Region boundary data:
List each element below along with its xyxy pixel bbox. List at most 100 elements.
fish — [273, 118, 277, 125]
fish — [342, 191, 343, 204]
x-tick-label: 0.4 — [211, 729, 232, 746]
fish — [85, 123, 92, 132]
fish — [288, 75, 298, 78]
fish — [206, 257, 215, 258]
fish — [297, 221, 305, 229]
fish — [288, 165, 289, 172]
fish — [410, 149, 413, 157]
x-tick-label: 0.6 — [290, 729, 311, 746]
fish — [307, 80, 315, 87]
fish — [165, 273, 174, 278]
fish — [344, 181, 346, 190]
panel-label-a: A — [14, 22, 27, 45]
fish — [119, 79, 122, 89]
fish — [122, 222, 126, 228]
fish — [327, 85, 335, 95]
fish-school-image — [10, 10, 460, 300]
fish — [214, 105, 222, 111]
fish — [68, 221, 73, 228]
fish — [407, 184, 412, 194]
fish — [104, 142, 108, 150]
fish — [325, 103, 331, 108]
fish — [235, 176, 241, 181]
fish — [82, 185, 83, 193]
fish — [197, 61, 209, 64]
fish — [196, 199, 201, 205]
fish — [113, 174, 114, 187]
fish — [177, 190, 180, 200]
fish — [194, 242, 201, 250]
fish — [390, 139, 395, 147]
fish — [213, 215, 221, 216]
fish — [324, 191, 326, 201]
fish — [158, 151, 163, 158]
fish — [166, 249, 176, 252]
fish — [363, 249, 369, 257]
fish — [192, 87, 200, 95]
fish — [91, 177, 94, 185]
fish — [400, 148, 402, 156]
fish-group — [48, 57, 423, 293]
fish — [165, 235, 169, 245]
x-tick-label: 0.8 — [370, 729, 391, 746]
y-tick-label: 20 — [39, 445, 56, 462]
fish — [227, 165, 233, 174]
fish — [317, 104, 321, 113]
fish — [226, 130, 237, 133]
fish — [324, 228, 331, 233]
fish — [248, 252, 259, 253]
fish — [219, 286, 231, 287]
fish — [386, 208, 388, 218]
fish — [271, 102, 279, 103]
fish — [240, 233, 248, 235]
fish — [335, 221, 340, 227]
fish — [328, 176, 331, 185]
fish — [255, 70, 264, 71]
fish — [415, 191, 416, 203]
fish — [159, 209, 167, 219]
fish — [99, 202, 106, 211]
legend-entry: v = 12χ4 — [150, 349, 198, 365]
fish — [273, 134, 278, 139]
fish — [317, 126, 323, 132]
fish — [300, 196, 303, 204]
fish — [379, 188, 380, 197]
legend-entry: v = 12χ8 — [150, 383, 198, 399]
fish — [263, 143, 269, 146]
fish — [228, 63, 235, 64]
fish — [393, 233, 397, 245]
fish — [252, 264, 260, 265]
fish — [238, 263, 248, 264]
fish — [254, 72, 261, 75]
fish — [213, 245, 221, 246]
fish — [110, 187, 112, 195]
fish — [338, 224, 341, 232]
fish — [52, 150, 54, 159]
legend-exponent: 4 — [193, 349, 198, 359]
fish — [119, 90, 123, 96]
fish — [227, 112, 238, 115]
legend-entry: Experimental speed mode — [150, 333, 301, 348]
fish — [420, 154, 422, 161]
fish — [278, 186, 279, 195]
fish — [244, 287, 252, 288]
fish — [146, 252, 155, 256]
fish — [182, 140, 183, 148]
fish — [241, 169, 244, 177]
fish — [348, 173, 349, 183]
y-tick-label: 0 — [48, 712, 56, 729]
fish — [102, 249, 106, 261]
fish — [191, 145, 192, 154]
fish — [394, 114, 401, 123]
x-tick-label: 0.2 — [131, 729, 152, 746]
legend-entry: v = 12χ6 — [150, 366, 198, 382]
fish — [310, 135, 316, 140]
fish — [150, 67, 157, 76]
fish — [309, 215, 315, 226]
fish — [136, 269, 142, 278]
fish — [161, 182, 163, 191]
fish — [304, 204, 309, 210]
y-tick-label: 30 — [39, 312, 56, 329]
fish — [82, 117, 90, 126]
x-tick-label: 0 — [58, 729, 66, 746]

Task statement
Rewrite the lines above, replacing each occurrence of "legend-entry" with "legend-item" and leaving everything else unaltered.

Response to the task
List each element below along with its xyxy pixel bbox. List at most 100 elements.
fish — [273, 118, 277, 125]
fish — [342, 191, 343, 204]
x-tick-label: 0.4 — [211, 729, 232, 746]
fish — [85, 123, 92, 132]
fish — [288, 75, 298, 78]
fish — [206, 257, 215, 258]
fish — [297, 221, 305, 229]
fish — [288, 165, 289, 172]
fish — [410, 149, 413, 157]
x-tick-label: 0.6 — [290, 729, 311, 746]
fish — [307, 80, 315, 87]
fish — [165, 273, 174, 278]
fish — [344, 181, 346, 190]
panel-label-a: A — [14, 22, 27, 45]
fish — [119, 79, 122, 89]
fish — [122, 222, 126, 228]
fish — [327, 85, 335, 95]
fish-school-image — [10, 10, 460, 300]
fish — [214, 105, 222, 111]
fish — [68, 221, 73, 228]
fish — [407, 184, 412, 194]
fish — [104, 142, 108, 150]
fish — [325, 103, 331, 108]
fish — [235, 176, 241, 181]
fish — [82, 185, 83, 193]
fish — [197, 61, 209, 64]
fish — [196, 199, 201, 205]
fish — [113, 174, 114, 187]
fish — [177, 190, 180, 200]
fish — [194, 242, 201, 250]
fish — [390, 139, 395, 147]
fish — [213, 215, 221, 216]
fish — [324, 191, 326, 201]
fish — [158, 151, 163, 158]
fish — [166, 249, 176, 252]
fish — [363, 249, 369, 257]
fish — [192, 87, 200, 95]
fish — [91, 177, 94, 185]
fish — [400, 148, 402, 156]
fish-group — [48, 57, 423, 293]
fish — [165, 235, 169, 245]
x-tick-label: 0.8 — [370, 729, 391, 746]
y-tick-label: 20 — [39, 445, 56, 462]
fish — [227, 165, 233, 174]
fish — [317, 104, 321, 113]
fish — [226, 130, 237, 133]
fish — [324, 228, 331, 233]
fish — [248, 252, 259, 253]
fish — [219, 286, 231, 287]
fish — [386, 208, 388, 218]
fish — [271, 102, 279, 103]
fish — [240, 233, 248, 235]
fish — [335, 221, 340, 227]
fish — [328, 176, 331, 185]
fish — [255, 70, 264, 71]
fish — [415, 191, 416, 203]
fish — [159, 209, 167, 219]
fish — [99, 202, 106, 211]
legend-item: v = 12χ4 — [150, 349, 198, 365]
fish — [273, 134, 278, 139]
fish — [317, 126, 323, 132]
fish — [300, 196, 303, 204]
fish — [379, 188, 380, 197]
legend-item: v = 12χ8 — [150, 383, 198, 399]
fish — [263, 143, 269, 146]
fish — [228, 63, 235, 64]
fish — [393, 233, 397, 245]
fish — [252, 264, 260, 265]
fish — [238, 263, 248, 264]
fish — [254, 72, 261, 75]
fish — [213, 245, 221, 246]
fish — [110, 187, 112, 195]
fish — [338, 224, 341, 232]
fish — [52, 150, 54, 159]
legend-exponent: 4 — [193, 349, 198, 359]
fish — [119, 90, 123, 96]
fish — [227, 112, 238, 115]
legend-item: Experimental speed mode — [150, 333, 301, 348]
fish — [420, 154, 422, 161]
fish — [278, 186, 279, 195]
fish — [244, 287, 252, 288]
fish — [146, 252, 155, 256]
fish — [182, 140, 183, 148]
fish — [241, 169, 244, 177]
fish — [348, 173, 349, 183]
y-tick-label: 0 — [48, 712, 56, 729]
fish — [102, 249, 106, 261]
fish — [191, 145, 192, 154]
fish — [394, 114, 401, 123]
x-tick-label: 0.2 — [131, 729, 152, 746]
legend-item: v = 12χ6 — [150, 366, 198, 382]
fish — [310, 135, 316, 140]
fish — [150, 67, 157, 76]
fish — [309, 215, 315, 226]
fish — [136, 269, 142, 278]
fish — [161, 182, 163, 191]
fish — [304, 204, 309, 210]
y-tick-label: 30 — [39, 312, 56, 329]
fish — [82, 117, 90, 126]
x-tick-label: 0 — [58, 729, 66, 746]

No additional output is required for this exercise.